### WHAT TO DO
Reproduce each line of the listing exactly.

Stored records
◇ ◇ ◇ ◇ ◇ ◇ ◇
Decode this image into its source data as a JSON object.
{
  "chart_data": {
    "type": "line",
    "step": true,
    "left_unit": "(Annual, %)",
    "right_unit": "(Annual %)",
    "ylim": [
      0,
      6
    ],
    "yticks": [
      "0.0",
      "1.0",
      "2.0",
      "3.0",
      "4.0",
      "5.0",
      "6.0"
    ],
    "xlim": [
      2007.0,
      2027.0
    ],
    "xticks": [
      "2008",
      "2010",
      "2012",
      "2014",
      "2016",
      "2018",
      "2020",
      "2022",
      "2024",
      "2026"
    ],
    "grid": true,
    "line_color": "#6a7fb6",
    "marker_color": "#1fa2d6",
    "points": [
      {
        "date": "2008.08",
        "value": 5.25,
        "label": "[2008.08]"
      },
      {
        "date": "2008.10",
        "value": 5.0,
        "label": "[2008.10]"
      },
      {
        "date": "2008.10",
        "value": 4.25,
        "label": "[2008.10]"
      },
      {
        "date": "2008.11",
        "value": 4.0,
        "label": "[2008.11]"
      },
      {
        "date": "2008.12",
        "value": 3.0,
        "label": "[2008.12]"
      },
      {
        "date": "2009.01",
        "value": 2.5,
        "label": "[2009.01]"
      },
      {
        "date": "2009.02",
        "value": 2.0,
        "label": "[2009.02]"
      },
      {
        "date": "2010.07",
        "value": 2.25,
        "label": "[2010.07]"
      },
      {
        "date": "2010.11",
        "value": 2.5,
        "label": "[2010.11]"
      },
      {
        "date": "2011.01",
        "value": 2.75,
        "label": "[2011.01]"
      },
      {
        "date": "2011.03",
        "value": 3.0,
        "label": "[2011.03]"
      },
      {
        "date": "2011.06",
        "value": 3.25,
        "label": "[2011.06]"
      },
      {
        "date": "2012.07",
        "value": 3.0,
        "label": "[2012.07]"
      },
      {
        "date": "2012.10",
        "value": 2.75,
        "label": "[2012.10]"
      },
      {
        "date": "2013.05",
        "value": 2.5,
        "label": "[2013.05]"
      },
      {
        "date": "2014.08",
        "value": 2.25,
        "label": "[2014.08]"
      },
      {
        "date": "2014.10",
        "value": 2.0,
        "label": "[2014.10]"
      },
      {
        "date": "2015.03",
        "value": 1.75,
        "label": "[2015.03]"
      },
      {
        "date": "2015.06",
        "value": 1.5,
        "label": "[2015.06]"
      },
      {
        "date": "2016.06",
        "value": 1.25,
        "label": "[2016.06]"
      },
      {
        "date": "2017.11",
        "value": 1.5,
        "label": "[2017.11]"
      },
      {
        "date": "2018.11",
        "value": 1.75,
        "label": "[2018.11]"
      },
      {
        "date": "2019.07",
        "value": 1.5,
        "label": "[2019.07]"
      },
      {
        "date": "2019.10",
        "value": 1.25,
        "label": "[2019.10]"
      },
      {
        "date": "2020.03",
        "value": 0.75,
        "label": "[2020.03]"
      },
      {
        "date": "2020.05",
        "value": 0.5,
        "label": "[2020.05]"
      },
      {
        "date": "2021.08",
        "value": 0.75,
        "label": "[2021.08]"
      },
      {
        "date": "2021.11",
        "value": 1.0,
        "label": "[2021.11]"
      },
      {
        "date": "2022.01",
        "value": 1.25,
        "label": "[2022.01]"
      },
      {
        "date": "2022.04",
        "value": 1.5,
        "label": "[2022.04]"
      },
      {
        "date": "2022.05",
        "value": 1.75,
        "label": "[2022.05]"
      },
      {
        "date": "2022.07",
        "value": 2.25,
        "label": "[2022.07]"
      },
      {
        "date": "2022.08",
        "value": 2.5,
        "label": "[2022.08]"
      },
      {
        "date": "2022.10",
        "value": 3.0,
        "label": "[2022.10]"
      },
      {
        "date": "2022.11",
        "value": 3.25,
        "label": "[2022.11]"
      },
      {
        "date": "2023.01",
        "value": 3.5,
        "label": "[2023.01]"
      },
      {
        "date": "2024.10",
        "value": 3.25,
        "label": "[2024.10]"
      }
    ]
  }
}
◇ ◇ ◇ ◇ ◇ ◇ ◇
### COMPLETE ANSWER
Decode this image into its source data as a JSON object.
{
  "chart_data": {
    "type": "line",
    "step": true,
    "left_unit": "(Annual, %)",
    "right_unit": "(Annual %)",
    "ylim": [
      0,
      6
    ],
    "yticks": [
      "0.0",
      "1.0",
      "2.0",
      "3.0",
      "4.0",
      "5.0",
      "6.0"
    ],
    "xlim": [
      2007.0,
      2027.0
    ],
    "xticks": [
      "2008",
      "2010",
      "2012",
      "2014",
      "2016",
      "2018",
      "2020",
      "2022",
      "2024",
      "2026"
    ],
    "grid": true,
    "line_color": "#6a7fb6",
    "marker_color": "#1fa2d6",
    "points": [
      {
        "date": "2008.08",
        "value": 5.25,
        "label": "[2008.08]"
      },
      {
        "date": "2008.10",
        "value": 5.0,
        "label": "[2008.10]"
      },
      {
        "date": "2008.10",
        "value": 4.25,
        "label": "[2008.10]"
      },
      {
        "date": "2008.11",
        "value": 4.0,
        "label": "[2008.11]"
      },
      {
        "date": "2008.12",
        "value": 3.0,
        "label": "[2008.12]"
      },
      {
        "date": "2009.01",
        "value": 2.5,
        "label": "[2009.01]"
      },
      {
        "date": "2009.02",
        "value": 2.0,
        "label": "[2009.02]"
      },
      {
        "date": "2010.07",
        "value": 2.25,
        "label": "[2010.07]"
      },
      {
        "date": "2010.11",
        "value": 2.5,
        "label": "[2010.11]"
      },
      {
        "date": "2011.01",
        "value": 2.75,
        "label": "[2011.01]"
      },
      {
        "date": "2011.03",
        "value": 3.0,
        "label": "[2011.03]"
      },
      {
        "date": "2011.06",
        "value": 3.25,
        "label": "[2011.06]"
      },
      {
        "date": "2012.07",
        "value": 3.0,
        "label": "[2012.07]"
      },
      {
        "date": "2012.10",
        "value": 2.75,
        "label": "[2012.10]"
      },
      {
        "date": "2013.05",
        "value": 2.5,
        "label": "[2013.05]"
      },
      {
        "date": "2014.08",
        "value": 2.25,
        "label": "[2014.08]"
      },
      {
        "date": "2014.10",
        "value": 2.0,
        "label": "[2014.10]"
      },
      {
        "date": "2015.03",
        "value": 1.75,
        "label": "[2015.03]"
      },
      {
        "date": "2015.06",
        "value": 1.5,
        "label": "[2015.06]"
      },
      {
        "date": "2016.06",
        "value": 1.25,
        "label": "[2016.06]"
      },
      {
        "date": "2017.11",
        "value": 1.5,
        "label": "[2017.11]"
      },
      {
        "date": "2018.11",
        "value": 1.75,
        "label": "[2018.11]"
      },
      {
        "date": "2019.07",
        "value": 1.5,
        "label": "[2019.07]"
      },
      {
        "date": "2019.10",
        "value": 1.25,
        "label": "[2019.10]"
      },
      {
        "date": "2020.03",
        "value": 0.75,
        "label": "[2020.03]"
      },
      {
        "date": "2020.05",
        "value": 0.5,
        "label": "[2020.05]"
      },
      {
        "date": "2021.08",
        "value": 0.75,
        "label": "[2021.08]"
      },
      {
        "date": "2021.11",
        "value": 1.0,
        "label": "[2021.11]"
      },
      {
        "date": "2022.01",
        "value": 1.25,
        "label": "[2022.01]"
      },
      {
        "date": "2022.04",
        "value": 1.5,
        "label": "[2022.04]"
      },
      {
        "date": "2022.05",
        "value": 1.75,
        "label": "[2022.05]"
      },
      {
        "date": "2022.07",
        "value": 2.25,
        "label": "[2022.07]"
      },
      {
        "date": "2022.08",
        "value": 2.5,
        "label": "[2022.08]"
      },
      {
        "date": "2022.10",
        "value": 3.0,
        "label": "[2022.10]"
      },
      {
        "date": "2022.11",
        "value": 3.25,
        "label": "[2022.11]"
      },
      {
        "date": "2023.01",
        "value": 3.5,
        "label": "[2023.01]"
      },
      {
        "date": "2024.10",
        "value": 3.25,
        "label": "[2024.10]"
      }
    ]
  }
}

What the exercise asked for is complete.